** Start INPUT FOR THIS TASK **

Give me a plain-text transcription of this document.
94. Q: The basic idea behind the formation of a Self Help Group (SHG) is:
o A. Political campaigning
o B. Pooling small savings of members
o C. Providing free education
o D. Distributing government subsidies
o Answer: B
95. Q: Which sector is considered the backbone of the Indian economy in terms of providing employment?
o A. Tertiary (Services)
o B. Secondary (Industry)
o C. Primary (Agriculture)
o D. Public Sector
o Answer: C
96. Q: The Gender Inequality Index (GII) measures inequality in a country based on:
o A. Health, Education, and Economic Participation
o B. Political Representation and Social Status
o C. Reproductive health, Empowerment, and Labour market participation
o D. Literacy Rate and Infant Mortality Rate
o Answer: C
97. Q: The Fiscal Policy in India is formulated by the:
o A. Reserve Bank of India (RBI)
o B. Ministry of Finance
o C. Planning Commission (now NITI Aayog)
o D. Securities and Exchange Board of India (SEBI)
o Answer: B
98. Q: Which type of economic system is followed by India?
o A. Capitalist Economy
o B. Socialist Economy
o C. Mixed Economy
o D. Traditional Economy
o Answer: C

** End INPUT FOR THIS TASK **

> [AIM] Each line of the listing should be copied exactly.

> [EXERCISE SOLUTION]
Give me a plain-text transcription of this document.
94. Q: The basic idea behind the formation of a Self Help Group (SHG) is:
o A. Political campaigning
o B. Pooling small savings of members
o C. Providing free education
o D. Distributing government subsidies
o Answer: B
95. Q: Which sector is considered the backbone of the Indian economy in terms of providing employment?
o A. Tertiary (Services)
o B. Secondary (Industry)
o C. Primary (Agriculture)
o D. Public Sector
o Answer: C
96. Q: The Gender Inequality Index (GII) measures inequality in a country based on:
o A. Health, Education, and Economic Participation
o B. Political Representation and Social Status
o C. Reproductive health, Empowerment, and Labour market participation
o D. Literacy Rate and Infant Mortality Rate
o Answer: C
97. Q: The Fiscal Policy in India is formulated by the:
o A. Reserve Bank of India (RBI)
o B. Ministry of Finance
o C. Planning Commission (now NITI Aayog)
o D. Securities and Exchange Board of India (SEBI)
o Answer: B
98. Q: Which type of economic system is followed by India?
o A. Capitalist Economy
o B. Socialist Economy
o C. Mixed Economy
o D. Traditional Economy
o Answer: C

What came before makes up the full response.